## [The task]
How many of the lines contain the string "digits"? Give the number, with no other words.

**** Provided information

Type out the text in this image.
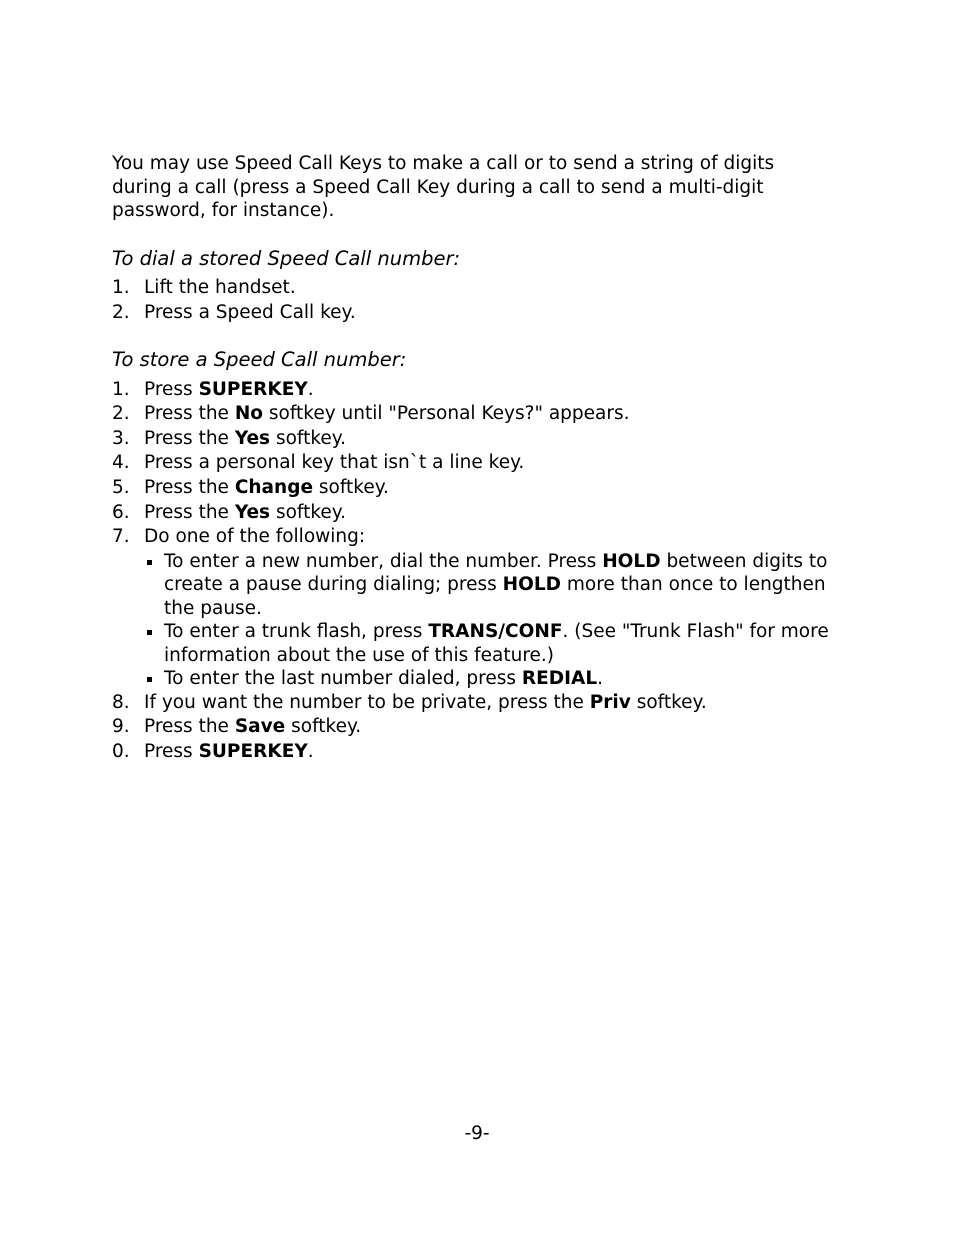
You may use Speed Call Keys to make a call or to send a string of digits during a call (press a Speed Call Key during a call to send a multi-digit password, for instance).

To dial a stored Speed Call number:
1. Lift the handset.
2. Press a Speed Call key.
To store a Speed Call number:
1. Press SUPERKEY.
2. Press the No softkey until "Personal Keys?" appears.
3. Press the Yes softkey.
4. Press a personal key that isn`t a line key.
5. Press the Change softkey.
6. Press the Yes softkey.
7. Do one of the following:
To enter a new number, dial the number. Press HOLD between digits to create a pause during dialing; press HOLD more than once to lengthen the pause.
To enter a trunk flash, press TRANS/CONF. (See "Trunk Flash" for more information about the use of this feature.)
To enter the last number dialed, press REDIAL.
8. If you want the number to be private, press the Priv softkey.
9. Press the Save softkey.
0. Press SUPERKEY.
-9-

********

## [Exercise solution]
2